▶ **Dataset content**
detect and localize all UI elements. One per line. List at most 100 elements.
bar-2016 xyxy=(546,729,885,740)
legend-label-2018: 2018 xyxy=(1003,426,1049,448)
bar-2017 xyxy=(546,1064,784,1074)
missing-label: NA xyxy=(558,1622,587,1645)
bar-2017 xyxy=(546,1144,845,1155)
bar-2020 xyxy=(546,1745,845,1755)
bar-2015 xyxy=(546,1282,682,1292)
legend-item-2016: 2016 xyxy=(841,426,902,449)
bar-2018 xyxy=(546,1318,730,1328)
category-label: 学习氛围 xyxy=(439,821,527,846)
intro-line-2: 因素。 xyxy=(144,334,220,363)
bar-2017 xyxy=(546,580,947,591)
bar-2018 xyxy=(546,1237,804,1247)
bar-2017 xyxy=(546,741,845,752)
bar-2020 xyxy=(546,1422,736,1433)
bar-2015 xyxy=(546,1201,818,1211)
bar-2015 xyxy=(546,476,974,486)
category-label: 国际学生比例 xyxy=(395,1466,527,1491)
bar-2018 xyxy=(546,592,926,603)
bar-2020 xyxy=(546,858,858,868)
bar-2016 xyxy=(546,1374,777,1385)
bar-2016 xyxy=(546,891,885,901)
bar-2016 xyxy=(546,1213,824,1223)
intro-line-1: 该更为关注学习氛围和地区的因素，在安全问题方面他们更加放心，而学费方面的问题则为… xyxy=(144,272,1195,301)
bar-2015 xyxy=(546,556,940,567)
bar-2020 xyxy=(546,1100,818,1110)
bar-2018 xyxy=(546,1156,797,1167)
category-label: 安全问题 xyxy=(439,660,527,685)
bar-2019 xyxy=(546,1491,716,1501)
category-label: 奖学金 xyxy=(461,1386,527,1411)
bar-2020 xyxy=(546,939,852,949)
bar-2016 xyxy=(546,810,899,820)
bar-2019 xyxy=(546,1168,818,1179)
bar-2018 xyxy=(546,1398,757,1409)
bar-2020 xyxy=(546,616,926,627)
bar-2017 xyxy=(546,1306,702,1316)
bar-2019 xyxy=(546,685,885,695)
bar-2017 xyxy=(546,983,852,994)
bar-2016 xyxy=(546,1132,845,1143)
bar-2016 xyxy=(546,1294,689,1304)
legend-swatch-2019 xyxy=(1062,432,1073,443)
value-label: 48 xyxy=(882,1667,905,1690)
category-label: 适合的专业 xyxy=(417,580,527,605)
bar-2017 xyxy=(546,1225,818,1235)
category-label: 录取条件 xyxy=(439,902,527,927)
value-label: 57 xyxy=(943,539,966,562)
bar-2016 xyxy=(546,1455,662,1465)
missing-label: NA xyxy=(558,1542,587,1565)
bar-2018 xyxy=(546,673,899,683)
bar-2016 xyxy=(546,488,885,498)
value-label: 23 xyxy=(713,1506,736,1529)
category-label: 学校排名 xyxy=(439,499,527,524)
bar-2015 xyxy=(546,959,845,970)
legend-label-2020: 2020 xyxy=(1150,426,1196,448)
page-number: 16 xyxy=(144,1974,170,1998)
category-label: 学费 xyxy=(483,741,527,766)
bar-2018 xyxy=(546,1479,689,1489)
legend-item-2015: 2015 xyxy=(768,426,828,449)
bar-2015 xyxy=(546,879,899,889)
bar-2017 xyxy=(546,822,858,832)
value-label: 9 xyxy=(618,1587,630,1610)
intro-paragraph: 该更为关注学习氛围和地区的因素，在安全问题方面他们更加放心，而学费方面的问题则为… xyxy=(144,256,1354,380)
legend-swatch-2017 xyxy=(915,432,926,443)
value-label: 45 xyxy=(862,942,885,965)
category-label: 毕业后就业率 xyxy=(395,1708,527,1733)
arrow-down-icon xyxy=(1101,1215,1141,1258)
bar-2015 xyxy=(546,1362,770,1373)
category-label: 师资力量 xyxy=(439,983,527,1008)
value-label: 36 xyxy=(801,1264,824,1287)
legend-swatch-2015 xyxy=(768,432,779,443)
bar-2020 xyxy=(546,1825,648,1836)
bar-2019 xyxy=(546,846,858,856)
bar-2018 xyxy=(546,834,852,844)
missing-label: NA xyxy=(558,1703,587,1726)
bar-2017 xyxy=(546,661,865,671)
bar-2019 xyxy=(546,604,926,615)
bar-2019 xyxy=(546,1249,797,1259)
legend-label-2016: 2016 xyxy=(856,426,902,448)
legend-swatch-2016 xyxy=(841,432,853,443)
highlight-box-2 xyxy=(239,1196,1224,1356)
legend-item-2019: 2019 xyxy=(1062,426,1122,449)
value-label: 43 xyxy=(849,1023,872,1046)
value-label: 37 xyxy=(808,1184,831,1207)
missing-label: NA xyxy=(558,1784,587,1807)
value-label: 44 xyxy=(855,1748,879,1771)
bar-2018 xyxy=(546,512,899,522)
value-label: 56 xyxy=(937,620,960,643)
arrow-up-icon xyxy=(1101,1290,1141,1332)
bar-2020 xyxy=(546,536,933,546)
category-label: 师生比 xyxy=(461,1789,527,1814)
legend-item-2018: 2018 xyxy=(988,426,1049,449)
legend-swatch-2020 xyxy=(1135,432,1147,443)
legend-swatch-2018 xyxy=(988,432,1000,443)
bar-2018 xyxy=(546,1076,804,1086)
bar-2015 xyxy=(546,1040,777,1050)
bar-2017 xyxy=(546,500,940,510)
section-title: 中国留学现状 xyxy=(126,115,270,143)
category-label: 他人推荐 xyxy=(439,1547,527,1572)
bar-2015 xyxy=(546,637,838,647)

▶ **What is needed**
Rewrite every line of the entry above as a JSON list of strings, one string per line, leaving out any blank lines.

▶ **Written reply**
[
  "detect and localize all UI elements. One per line. List at most 100 elements.",
  "bar-2016 xyxy=(546,729,885,740)",
  "legend-label-2018: 2018 xyxy=(1003,426,1049,448)",
  "bar-2017 xyxy=(546,1064,784,1074)",
  "missing-label: NA xyxy=(558,1622,587,1645)",
  "bar-2017 xyxy=(546,1144,845,1155)",
  "bar-2020 xyxy=(546,1745,845,1755)",
  "bar-2015 xyxy=(546,1282,682,1292)",
  "legend-item-2016: 2016 xyxy=(841,426,902,449)",
  "bar-2018 xyxy=(546,1318,730,1328)",
  "category-label: 学习氛围 xyxy=(439,821,527,846)",
  "intro-line-2: 因素。 xyxy=(144,334,220,363)",
  "bar-2017 xyxy=(546,580,947,591)",
  "bar-2018 xyxy=(546,1237,804,1247)",
  "bar-2017 xyxy=(546,741,845,752)",
  "bar-2020 xyxy=(546,1422,736,1433)",
  "bar-2015 xyxy=(546,1201,818,1211)",
  "bar-2015 xyxy=(546,476,974,486)",
  "category-label: 国际学生比例 xyxy=(395,1466,527,1491)",
  "bar-2018 xyxy=(546,592,926,603)",
  "bar-2020 xyxy=(546,858,858,868)",
  "bar-2016 xyxy=(546,1374,777,1385)",
  "bar-2016 xyxy=(546,891,885,901)",
  "bar-2016 xyxy=(546,1213,824,1223)",
  "intro-line-1: 该更为关注学习氛围和地区的因素，在安全问题方面他们更加放心，而学费方面的问题则为… xyxy=(144,272,1195,301)",
  "bar-2015 xyxy=(546,556,940,567)",
  "bar-2020 xyxy=(546,1100,818,1110)",
  "bar-2018 xyxy=(546,1156,797,1167)",
  "category-label: 安全问题 xyxy=(439,660,527,685)",
  "bar-2019 xyxy=(546,1491,716,1501)",
  "category-label: 奖学金 xyxy=(461,1386,527,1411)",
  "bar-2020 xyxy=(546,939,852,949)",
  "bar-2016 xyxy=(546,810,899,820)",
  "bar-2019 xyxy=(546,1168,818,1179)",
  "bar-2018 xyxy=(546,1398,757,1409)",
  "bar-2020 xyxy=(546,616,926,627)",
  "bar-2017 xyxy=(546,1306,702,1316)",
  "bar-2019 xyxy=(546,685,885,695)",
  "bar-2017 xyxy=(546,983,852,994)",
  "bar-2016 xyxy=(546,1132,845,1143)",
  "bar-2016 xyxy=(546,1294,689,1304)",
  "legend-swatch-2019 xyxy=(1062,432,1073,443)",
  "value-label: 48 xyxy=(882,1667,905,1690)",
  "category-label: 适合的专业 xyxy=(417,580,527,605)",
  "bar-2017 xyxy=(546,1225,818,1235)",
  "category-label: 录取条件 xyxy=(439,902,527,927)",
  "value-label: 57 xyxy=(943,539,966,562)",
  "bar-2016 xyxy=(546,1455,662,1465)",
  "missing-label: NA xyxy=(558,1542,587,1565)",
  "bar-2018 xyxy=(546,673,899,683)",
  "bar-2016 xyxy=(546,488,885,498)",
  "value-label: 23 xyxy=(713,1506,736,1529)",
  "category-label: 学校排名 xyxy=(439,499,527,524)",
  "bar-2015 xyxy=(546,959,845,970)",
  "legend-label-2020: 2020 xyxy=(1150,426,1196,448)",
  "page-number: 16 xyxy=(144,1974,170,1998)",
  "category-label: 学费 xyxy=(483,741,527,766)",
  "bar-2018 xyxy=(546,1479,689,1489)",
  "legend-item-2015: 2015 xyxy=(768,426,828,449)",
  "bar-2015 xyxy=(546,879,899,889)",
  "bar-2017 xyxy=(546,822,858,832)",
  "value-label: 9 xyxy=(618,1587,630,1610)",
  "intro-paragraph: 该更为关注学习氛围和地区的因素，在安全问题方面他们更加放心，而学费方面的问题则为… xyxy=(144,256,1354,380)",
  "legend-swatch-2017 xyxy=(915,432,926,443)",
  "value-label: 45 xyxy=(862,942,885,965)",
  "category-label: 毕业后就业率 xyxy=(395,1708,527,1733)",
  "arrow-down-icon xyxy=(1101,1215,1141,1258)",
  "bar-2015 xyxy=(546,1362,770,1373)",
  "category-label: 师资力量 xyxy=(439,983,527,1008)",
  "value-label: 36 xyxy=(801,1264,824,1287)",
  "legend-swatch-2015 xyxy=(768,432,779,443)",
  "bar-2020 xyxy=(546,1825,648,1836)",
  "bar-2019 xyxy=(546,846,858,856)",
  "bar-2018 xyxy=(546,834,852,844)",
  "missing-label: NA xyxy=(558,1703,587,1726)",
  "bar-2017 xyxy=(546,661,865,671)",
  "bar-2019 xyxy=(546,604,926,615)",
  "bar-2019 xyxy=(546,1249,797,1259)",
  "legend-label-2016: 2016 xyxy=(856,426,902,448)",
  "legend-swatch-2016 xyxy=(841,432,853,443)",
  "highlight-box-2 xyxy=(239,1196,1224,1356)",
  "legend-item-2019: 2019 xyxy=(1062,426,1122,449)",
  "value-label: 43 xyxy=(849,1023,872,1046)",
  "value-label: 37 xyxy=(808,1184,831,1207)",
  "missing-label: NA xyxy=(558,1784,587,1807)",
  "value-label: 44 xyxy=(855,1748,879,1771)",
  "bar-2018 xyxy=(546,512,899,522)",
  "value-label: 56 xyxy=(937,620,960,643)",
  "arrow-up-icon xyxy=(1101,1290,1141,1332)",
  "bar-2020 xyxy=(546,536,933,546)",
  "category-label: 师生比 xyxy=(461,1789,527,1814)",
  "legend-item-2018: 2018 xyxy=(988,426,1049,449)",
  "legend-swatch-2020 xyxy=(1135,432,1147,443)",
  "legend-swatch-2018 xyxy=(988,432,1000,443)",
  "bar-2018 xyxy=(546,1076,804,1086)",
  "bar-2015 xyxy=(546,1040,777,1050)",
  "bar-2017 xyxy=(546,500,940,510)",
  "section-title: 中国留学现状 xyxy=(126,115,270,143)",
  "category-label: 他人推荐 xyxy=(439,1547,527,1572)",
  "bar-2015 xyxy=(546,637,838,647)"
]